AIM:
Go through the records underneath and write each one out again exactly.

Stored data
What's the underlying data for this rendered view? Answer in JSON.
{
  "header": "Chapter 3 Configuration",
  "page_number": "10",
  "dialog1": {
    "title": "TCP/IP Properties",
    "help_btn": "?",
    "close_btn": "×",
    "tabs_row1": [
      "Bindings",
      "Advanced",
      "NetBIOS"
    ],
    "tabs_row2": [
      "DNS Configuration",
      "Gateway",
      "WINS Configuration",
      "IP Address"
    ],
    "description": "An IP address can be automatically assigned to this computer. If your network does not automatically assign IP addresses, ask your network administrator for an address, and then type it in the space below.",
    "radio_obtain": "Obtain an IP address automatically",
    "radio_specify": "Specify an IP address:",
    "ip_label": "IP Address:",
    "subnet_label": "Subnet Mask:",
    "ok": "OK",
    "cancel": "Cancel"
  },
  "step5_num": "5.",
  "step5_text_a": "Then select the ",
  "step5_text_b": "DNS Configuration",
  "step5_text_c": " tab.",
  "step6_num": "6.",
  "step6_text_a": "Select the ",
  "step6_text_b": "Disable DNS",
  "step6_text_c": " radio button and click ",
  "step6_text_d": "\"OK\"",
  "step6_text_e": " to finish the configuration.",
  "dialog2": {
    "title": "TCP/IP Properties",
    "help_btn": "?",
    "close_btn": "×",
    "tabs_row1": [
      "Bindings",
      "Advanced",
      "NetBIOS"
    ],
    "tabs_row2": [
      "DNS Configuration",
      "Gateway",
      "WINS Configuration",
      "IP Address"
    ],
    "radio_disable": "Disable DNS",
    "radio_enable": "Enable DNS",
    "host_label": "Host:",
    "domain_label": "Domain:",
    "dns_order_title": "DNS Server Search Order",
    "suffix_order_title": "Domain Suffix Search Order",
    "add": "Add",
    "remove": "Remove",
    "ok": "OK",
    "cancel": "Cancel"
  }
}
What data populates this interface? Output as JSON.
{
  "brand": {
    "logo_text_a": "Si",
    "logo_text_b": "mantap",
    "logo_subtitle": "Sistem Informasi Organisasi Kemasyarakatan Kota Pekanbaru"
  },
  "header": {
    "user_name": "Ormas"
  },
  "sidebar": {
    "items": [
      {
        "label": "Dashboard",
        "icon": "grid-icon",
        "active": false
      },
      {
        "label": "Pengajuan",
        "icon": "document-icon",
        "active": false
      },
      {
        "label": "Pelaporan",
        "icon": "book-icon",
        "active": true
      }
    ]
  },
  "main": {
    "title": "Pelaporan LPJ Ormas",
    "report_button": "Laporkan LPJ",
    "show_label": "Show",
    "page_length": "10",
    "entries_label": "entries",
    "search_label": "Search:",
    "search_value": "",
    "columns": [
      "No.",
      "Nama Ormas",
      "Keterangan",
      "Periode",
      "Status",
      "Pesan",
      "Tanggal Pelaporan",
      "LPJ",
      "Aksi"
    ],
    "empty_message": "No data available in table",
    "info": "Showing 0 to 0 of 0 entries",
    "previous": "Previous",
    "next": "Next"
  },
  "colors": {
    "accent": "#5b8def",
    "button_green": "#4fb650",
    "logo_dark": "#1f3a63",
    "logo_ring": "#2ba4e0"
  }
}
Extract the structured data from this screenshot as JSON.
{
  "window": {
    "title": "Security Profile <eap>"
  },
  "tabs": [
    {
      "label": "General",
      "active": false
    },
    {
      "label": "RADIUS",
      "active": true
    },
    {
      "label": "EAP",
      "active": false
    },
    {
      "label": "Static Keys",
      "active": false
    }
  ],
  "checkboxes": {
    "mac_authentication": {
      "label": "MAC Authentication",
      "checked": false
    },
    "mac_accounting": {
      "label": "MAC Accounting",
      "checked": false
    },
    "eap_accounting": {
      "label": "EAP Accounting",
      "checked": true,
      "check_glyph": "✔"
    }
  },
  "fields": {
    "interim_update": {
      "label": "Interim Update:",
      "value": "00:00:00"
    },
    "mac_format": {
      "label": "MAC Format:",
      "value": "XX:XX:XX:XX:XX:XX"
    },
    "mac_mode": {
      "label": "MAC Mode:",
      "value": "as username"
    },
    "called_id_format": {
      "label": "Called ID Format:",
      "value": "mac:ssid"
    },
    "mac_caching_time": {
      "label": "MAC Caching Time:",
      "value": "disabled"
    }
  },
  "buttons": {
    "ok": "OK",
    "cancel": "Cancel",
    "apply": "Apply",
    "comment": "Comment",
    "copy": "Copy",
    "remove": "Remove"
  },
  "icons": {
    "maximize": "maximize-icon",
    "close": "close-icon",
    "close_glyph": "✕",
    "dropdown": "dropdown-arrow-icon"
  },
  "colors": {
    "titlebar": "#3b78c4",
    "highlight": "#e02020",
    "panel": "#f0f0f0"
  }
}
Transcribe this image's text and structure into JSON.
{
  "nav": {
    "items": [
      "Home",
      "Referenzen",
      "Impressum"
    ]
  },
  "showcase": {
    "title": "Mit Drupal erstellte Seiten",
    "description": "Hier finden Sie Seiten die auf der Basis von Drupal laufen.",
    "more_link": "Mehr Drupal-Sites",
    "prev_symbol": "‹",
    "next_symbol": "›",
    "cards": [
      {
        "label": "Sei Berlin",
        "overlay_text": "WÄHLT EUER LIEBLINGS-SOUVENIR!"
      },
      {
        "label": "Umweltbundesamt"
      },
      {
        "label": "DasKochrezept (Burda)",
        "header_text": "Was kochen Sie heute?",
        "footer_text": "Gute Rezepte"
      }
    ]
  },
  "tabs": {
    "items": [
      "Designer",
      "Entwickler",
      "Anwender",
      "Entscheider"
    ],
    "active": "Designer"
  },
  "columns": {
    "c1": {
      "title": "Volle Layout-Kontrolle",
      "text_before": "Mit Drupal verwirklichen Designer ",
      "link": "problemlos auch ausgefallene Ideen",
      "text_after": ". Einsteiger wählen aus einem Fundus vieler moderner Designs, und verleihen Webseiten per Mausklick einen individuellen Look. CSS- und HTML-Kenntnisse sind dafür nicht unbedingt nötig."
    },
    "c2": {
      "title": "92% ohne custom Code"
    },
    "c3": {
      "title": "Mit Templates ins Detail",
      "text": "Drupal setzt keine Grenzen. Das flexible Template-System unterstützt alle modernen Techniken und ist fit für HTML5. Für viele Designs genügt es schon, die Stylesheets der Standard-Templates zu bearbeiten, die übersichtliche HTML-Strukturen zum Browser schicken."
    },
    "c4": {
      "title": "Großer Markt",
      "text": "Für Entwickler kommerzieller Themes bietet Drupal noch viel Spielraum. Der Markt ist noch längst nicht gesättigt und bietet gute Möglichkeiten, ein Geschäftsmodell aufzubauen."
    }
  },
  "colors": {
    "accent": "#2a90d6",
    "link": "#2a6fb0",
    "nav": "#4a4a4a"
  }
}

ANSWER TO THE EXERCISE:
What's the underlying data for this rendered view? Answer in JSON.
{
  "header": "Chapter 3 Configuration",
  "page_number": "10",
  "dialog1": {
    "title": "TCP/IP Properties",
    "help_btn": "?",
    "close_btn": "×",
    "tabs_row1": [
      "Bindings",
      "Advanced",
      "NetBIOS"
    ],
    "tabs_row2": [
      "DNS Configuration",
      "Gateway",
      "WINS Configuration",
      "IP Address"
    ],
    "description": "An IP address can be automatically assigned to this computer. If your network does not automatically assign IP addresses, ask your network administrator for an address, and then type it in the space below.",
    "radio_obtain": "Obtain an IP address automatically",
    "radio_specify": "Specify an IP address:",
    "ip_label": "IP Address:",
    "subnet_label": "Subnet Mask:",
    "ok": "OK",
    "cancel": "Cancel"
  },
  "step5_num": "5.",
  "step5_text_a": "Then select the ",
  "step5_text_b": "DNS Configuration",
  "step5_text_c": " tab.",
  "step6_num": "6.",
  "step6_text_a": "Select the ",
  "step6_text_b": "Disable DNS",
  "step6_text_c": " radio button and click ",
  "step6_text_d": "\"OK\"",
  "step6_text_e": " to finish the configuration.",
  "dialog2": {
    "title": "TCP/IP Properties",
    "help_btn": "?",
    "close_btn": "×",
    "tabs_row1": [
      "Bindings",
      "Advanced",
      "NetBIOS"
    ],
    "tabs_row2": [
      "DNS Configuration",
      "Gateway",
      "WINS Configuration",
      "IP Address"
    ],
    "radio_disable": "Disable DNS",
    "radio_enable": "Enable DNS",
    "host_label": "Host:",
    "domain_label": "Domain:",
    "dns_order_title": "DNS Server Search Order",
    "suffix_order_title": "Domain Suffix Search Order",
    "add": "Add",
    "remove": "Remove",
    "ok": "OK",
    "cancel": "Cancel"
  }
}
What data populates this interface? Output as JSON.
{
  "brand": {
    "logo_text_a": "Si",
    "logo_text_b": "mantap",
    "logo_subtitle": "Sistem Informasi Organisasi Kemasyarakatan Kota Pekanbaru"
  },
  "header": {
    "user_name": "Ormas"
  },
  "sidebar": {
    "items": [
      {
        "label": "Dashboard",
        "icon": "grid-icon",
        "active": false
      },
      {
        "label": "Pengajuan",
        "icon": "document-icon",
        "active": false
      },
      {
        "label": "Pelaporan",
        "icon": "book-icon",
        "active": true
      }
    ]
  },
  "main": {
    "title": "Pelaporan LPJ Ormas",
    "report_button": "Laporkan LPJ",
    "show_label": "Show",
    "page_length": "10",
    "entries_label": "entries",
    "search_label": "Search:",
    "search_value": "",
    "columns": [
      "No.",
      "Nama Ormas",
      "Keterangan",
      "Periode",
      "Status",
      "Pesan",
      "Tanggal Pelaporan",
      "LPJ",
      "Aksi"
    ],
    "empty_message": "No data available in table",
    "info": "Showing 0 to 0 of 0 entries",
    "previous": "Previous",
    "next": "Next"
  },
  "colors": {
    "accent": "#5b8def",
    "button_green": "#4fb650",
    "logo_dark": "#1f3a63",
    "logo_ring": "#2ba4e0"
  }
}
Extract the structured data from this screenshot as JSON.
{
  "window": {
    "title": "Security Profile <eap>"
  },
  "tabs": [
    {
      "label": "General",
      "active": false
    },
    {
      "label": "RADIUS",
      "active": true
    },
    {
      "label": "EAP",
      "active": false
    },
    {
      "label": "Static Keys",
      "active": false
    }
  ],
  "checkboxes": {
    "mac_authentication": {
      "label": "MAC Authentication",
      "checked": false
    },
    "mac_accounting": {
      "label": "MAC Accounting",
      "checked": false
    },
    "eap_accounting": {
      "label": "EAP Accounting",
      "checked": true,
      "check_glyph": "✔"
    }
  },
  "fields": {
    "interim_update": {
      "label": "Interim Update:",
      "value": "00:00:00"
    },
    "mac_format": {
      "label": "MAC Format:",
      "value": "XX:XX:XX:XX:XX:XX"
    },
    "mac_mode": {
      "label": "MAC Mode:",
      "value": "as username"
    },
    "called_id_format": {
      "label": "Called ID Format:",
      "value": "mac:ssid"
    },
    "mac_caching_time": {
      "label": "MAC Caching Time:",
      "value": "disabled"
    }
  },
  "buttons": {
    "ok": "OK",
    "cancel": "Cancel",
    "apply": "Apply",
    "comment": "Comment",
    "copy": "Copy",
    "remove": "Remove"
  },
  "icons": {
    "maximize": "maximize-icon",
    "close": "close-icon",
    "close_glyph": "✕",
    "dropdown": "dropdown-arrow-icon"
  },
  "colors": {
    "titlebar": "#3b78c4",
    "highlight": "#e02020",
    "panel": "#f0f0f0"
  }
}
Transcribe this image's text and structure into JSON.
{
  "nav": {
    "items": [
      "Home",
      "Referenzen",
      "Impressum"
    ]
  },
  "showcase": {
    "title": "Mit Drupal erstellte Seiten",
    "description": "Hier finden Sie Seiten die auf der Basis von Drupal laufen.",
    "more_link": "Mehr Drupal-Sites",
    "prev_symbol": "‹",
    "next_symbol": "›",
    "cards": [
      {
        "label": "Sei Berlin",
        "overlay_text": "WÄHLT EUER LIEBLINGS-SOUVENIR!"
      },
      {
        "label": "Umweltbundesamt"
      },
      {
        "label": "DasKochrezept (Burda)",
        "header_text": "Was kochen Sie heute?",
        "footer_text": "Gute Rezepte"
      }
    ]
  },
  "tabs": {
    "items": [
      "Designer",
      "Entwickler",
      "Anwender",
      "Entscheider"
    ],
    "active": "Designer"
  },
  "columns": {
    "c1": {
      "title": "Volle Layout-Kontrolle",
      "text_before": "Mit Drupal verwirklichen Designer ",
      "link": "problemlos auch ausgefallene Ideen",
      "text_after": ". Einsteiger wählen aus einem Fundus vieler moderner Designs, und verleihen Webseiten per Mausklick einen individuellen Look. CSS- und HTML-Kenntnisse sind dafür nicht unbedingt nötig."
    },
    "c2": {
      "title": "92% ohne custom Code"
    },
    "c3": {
      "title": "Mit Templates ins Detail",
      "text": "Drupal setzt keine Grenzen. Das flexible Template-System unterstützt alle modernen Techniken und ist fit für HTML5. Für viele Designs genügt es schon, die Stylesheets der Standard-Templates zu bearbeiten, die übersichtliche HTML-Strukturen zum Browser schicken."
    },
    "c4": {
      "title": "Großer Markt",
      "text": "Für Entwickler kommerzieller Themes bietet Drupal noch viel Spielraum. Der Markt ist noch längst nicht gesättigt und bietet gute Möglichkeiten, ein Geschäftsmodell aufzubauen."
    }
  },
  "colors": {
    "accent": "#2a90d6",
    "link": "#2a6fb0",
    "nav": "#4a4a4a"
  }
}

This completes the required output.